* **Exercise material**
※

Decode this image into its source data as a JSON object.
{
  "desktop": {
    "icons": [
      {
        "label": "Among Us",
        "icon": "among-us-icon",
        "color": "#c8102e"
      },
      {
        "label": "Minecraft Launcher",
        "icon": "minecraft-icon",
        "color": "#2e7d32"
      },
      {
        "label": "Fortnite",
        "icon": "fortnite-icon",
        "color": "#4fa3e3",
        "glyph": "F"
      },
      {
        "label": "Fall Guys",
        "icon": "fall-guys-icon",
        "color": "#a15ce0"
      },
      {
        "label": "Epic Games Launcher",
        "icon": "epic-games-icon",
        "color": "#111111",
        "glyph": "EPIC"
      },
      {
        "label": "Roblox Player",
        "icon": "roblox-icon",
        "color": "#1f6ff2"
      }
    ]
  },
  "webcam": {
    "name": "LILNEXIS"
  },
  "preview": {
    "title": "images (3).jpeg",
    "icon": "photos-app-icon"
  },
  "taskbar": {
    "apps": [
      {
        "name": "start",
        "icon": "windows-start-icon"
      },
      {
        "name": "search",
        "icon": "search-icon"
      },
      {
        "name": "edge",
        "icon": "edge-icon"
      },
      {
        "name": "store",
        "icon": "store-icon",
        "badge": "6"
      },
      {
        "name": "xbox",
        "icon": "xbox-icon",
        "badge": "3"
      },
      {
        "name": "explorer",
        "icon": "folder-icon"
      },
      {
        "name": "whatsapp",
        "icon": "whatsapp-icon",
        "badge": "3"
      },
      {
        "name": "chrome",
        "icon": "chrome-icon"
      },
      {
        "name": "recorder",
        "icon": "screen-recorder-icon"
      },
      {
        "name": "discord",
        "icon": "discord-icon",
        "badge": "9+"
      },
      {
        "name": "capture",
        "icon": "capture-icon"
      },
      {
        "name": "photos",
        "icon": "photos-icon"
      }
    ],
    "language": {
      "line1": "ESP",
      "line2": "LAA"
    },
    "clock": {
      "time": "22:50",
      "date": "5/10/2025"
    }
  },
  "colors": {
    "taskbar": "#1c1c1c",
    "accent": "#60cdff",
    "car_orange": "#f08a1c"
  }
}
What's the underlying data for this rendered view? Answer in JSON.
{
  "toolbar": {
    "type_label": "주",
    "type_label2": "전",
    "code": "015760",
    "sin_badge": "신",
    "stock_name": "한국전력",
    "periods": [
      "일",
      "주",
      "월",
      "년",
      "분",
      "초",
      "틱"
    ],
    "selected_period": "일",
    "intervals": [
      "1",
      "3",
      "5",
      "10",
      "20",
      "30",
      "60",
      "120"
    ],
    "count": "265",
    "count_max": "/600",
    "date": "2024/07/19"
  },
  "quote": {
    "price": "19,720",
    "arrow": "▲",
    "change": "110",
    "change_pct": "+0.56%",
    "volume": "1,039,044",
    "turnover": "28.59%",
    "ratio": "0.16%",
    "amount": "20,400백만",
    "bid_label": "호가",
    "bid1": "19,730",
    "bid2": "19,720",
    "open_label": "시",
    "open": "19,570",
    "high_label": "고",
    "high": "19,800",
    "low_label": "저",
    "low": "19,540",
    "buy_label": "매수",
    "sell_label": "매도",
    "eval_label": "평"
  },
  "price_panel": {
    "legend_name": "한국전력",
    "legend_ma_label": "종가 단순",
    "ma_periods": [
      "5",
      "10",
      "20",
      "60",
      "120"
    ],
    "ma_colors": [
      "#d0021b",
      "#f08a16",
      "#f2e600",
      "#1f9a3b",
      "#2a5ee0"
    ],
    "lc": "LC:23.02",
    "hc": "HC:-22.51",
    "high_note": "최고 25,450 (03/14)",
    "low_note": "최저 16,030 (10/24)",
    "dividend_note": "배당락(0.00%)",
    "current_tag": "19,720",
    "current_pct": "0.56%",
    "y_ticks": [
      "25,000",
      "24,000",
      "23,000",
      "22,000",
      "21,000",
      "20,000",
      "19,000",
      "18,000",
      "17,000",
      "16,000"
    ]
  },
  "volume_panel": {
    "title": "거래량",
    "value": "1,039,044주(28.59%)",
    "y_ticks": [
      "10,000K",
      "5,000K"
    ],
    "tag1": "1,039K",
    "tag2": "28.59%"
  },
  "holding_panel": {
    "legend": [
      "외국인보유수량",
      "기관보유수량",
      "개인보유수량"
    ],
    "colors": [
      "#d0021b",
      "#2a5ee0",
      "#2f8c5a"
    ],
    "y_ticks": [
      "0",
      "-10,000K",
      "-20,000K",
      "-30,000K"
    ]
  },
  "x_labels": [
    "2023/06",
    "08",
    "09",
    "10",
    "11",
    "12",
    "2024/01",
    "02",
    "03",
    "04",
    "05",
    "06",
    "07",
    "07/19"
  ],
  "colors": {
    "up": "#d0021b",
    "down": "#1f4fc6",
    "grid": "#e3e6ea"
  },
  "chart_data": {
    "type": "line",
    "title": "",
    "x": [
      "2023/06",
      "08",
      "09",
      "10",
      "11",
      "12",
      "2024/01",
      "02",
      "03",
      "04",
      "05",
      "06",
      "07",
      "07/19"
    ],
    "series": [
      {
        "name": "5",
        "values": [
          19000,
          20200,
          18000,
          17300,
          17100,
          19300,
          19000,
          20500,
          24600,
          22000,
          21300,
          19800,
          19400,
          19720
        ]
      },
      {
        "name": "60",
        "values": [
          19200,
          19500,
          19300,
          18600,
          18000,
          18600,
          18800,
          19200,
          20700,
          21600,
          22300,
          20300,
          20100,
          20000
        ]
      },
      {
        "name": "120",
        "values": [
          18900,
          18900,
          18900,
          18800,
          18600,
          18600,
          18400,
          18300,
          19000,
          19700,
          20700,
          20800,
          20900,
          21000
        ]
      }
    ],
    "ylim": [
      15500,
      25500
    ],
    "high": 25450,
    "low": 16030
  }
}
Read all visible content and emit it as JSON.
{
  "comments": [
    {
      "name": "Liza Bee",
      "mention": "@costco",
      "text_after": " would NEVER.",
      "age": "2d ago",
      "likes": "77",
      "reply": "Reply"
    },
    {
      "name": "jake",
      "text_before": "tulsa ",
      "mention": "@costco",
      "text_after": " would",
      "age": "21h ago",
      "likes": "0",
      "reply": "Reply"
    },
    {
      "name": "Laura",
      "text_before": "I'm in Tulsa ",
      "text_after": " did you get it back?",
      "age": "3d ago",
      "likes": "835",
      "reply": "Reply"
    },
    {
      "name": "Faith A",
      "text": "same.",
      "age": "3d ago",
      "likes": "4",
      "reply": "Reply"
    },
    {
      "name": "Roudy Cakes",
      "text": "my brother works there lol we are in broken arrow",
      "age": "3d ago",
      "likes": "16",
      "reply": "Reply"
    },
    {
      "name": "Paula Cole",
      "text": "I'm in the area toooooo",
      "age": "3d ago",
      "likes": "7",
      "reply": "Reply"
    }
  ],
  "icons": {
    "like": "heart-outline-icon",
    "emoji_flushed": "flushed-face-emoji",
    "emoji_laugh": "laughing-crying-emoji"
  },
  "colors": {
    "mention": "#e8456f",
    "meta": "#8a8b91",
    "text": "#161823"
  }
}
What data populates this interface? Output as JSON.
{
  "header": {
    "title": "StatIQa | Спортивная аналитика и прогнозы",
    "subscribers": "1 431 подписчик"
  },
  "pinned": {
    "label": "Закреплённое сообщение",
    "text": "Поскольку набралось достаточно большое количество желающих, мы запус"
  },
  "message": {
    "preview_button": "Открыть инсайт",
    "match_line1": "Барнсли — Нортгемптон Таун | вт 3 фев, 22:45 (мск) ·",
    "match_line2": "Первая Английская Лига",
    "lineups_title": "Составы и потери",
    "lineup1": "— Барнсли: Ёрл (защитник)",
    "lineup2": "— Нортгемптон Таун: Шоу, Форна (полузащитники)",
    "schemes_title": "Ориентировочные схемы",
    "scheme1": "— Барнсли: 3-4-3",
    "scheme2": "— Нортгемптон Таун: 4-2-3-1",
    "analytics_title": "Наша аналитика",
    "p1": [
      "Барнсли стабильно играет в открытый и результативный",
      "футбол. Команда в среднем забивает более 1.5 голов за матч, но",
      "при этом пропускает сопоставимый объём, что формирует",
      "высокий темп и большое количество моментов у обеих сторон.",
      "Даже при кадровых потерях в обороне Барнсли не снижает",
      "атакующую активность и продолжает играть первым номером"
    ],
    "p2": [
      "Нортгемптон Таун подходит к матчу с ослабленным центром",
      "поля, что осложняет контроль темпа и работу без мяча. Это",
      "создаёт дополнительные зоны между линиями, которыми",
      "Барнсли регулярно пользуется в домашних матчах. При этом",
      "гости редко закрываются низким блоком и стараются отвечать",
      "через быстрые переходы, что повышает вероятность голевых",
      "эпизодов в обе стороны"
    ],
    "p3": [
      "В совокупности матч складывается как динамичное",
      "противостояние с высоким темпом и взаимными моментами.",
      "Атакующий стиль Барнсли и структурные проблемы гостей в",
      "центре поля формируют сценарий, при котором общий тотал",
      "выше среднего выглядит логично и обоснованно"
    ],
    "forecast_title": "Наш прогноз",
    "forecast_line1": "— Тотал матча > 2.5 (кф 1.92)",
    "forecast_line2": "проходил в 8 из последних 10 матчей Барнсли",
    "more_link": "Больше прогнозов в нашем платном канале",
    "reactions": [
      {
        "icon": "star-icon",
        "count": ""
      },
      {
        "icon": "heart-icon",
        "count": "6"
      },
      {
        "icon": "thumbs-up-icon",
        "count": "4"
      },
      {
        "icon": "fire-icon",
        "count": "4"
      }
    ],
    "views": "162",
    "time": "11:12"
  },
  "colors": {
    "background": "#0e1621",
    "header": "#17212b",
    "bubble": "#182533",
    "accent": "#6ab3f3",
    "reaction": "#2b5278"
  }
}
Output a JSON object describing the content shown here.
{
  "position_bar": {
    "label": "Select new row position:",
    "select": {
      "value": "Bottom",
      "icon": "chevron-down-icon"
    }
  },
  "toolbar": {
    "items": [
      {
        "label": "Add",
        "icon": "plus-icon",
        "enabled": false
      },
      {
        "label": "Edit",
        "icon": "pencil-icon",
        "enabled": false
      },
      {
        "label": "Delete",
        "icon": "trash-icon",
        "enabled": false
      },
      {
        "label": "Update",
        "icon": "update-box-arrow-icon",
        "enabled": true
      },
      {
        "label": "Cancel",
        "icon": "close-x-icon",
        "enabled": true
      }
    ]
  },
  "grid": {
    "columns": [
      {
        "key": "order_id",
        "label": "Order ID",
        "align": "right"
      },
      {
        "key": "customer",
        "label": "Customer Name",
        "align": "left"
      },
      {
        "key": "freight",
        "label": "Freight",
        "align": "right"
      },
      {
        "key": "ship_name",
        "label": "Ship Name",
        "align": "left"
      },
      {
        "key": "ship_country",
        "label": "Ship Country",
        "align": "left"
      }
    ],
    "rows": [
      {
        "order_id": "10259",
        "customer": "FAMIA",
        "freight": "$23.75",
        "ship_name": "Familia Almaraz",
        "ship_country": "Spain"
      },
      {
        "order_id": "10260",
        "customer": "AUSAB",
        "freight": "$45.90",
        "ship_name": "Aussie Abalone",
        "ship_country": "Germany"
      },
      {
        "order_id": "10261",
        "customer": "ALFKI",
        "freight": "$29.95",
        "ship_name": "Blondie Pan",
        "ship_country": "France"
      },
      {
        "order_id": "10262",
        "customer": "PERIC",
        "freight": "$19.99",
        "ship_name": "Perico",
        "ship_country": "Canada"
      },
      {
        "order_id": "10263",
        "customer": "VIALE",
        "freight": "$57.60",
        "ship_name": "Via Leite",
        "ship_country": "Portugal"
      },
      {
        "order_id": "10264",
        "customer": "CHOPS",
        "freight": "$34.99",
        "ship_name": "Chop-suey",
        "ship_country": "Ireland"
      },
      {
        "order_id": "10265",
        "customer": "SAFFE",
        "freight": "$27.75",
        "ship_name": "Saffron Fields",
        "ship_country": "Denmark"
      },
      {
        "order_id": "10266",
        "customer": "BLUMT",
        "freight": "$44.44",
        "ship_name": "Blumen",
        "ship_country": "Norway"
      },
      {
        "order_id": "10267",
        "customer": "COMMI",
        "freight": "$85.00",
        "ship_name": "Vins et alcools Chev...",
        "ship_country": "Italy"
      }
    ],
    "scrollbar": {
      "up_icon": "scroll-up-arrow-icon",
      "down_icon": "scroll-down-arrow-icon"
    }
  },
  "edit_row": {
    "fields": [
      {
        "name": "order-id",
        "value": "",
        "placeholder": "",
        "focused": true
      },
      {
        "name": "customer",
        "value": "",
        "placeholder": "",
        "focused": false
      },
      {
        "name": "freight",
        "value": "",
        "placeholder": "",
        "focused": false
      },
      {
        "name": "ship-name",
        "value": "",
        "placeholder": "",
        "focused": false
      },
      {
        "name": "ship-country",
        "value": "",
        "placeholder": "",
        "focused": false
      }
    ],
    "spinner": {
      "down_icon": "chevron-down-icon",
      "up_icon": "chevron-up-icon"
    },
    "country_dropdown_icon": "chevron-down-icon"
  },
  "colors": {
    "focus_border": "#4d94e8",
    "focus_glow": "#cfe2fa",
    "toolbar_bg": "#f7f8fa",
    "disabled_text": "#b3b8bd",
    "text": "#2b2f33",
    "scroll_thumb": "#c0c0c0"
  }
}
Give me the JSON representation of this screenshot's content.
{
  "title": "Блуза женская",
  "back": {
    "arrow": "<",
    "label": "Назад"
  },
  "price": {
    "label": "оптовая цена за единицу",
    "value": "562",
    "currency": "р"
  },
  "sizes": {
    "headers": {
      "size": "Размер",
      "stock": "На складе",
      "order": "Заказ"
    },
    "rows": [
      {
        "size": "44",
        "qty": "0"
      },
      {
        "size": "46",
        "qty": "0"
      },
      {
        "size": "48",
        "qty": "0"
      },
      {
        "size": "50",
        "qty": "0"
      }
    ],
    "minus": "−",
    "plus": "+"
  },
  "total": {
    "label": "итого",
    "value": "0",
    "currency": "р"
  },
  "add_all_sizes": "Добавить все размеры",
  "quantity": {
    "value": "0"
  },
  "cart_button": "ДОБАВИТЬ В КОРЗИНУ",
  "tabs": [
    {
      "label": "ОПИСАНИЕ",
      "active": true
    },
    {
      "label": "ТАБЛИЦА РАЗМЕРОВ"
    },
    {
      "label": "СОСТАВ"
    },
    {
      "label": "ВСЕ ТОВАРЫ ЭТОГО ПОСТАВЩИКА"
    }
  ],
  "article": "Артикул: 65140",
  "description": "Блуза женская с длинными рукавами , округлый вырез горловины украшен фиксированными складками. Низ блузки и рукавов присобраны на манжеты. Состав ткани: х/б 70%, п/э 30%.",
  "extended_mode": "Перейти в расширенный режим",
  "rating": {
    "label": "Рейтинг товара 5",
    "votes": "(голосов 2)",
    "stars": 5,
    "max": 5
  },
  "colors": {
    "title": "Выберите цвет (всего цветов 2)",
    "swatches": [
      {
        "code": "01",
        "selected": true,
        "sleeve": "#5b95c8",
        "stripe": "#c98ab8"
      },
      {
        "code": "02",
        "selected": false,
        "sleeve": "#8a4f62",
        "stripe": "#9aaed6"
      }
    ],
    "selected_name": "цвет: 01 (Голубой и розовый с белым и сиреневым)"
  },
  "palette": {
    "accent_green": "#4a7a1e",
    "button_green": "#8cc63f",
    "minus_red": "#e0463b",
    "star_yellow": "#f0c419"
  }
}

※

* **What you will do**
Take every line from the data that contains the word "chevron".

* **Result of this exercise**
      "icon": "chevron-down-icon"
      "down_icon": "chevron-down-icon",
      "up_icon": "chevron-up-icon"
    "country_dropdown_icon": "chevron-down-icon"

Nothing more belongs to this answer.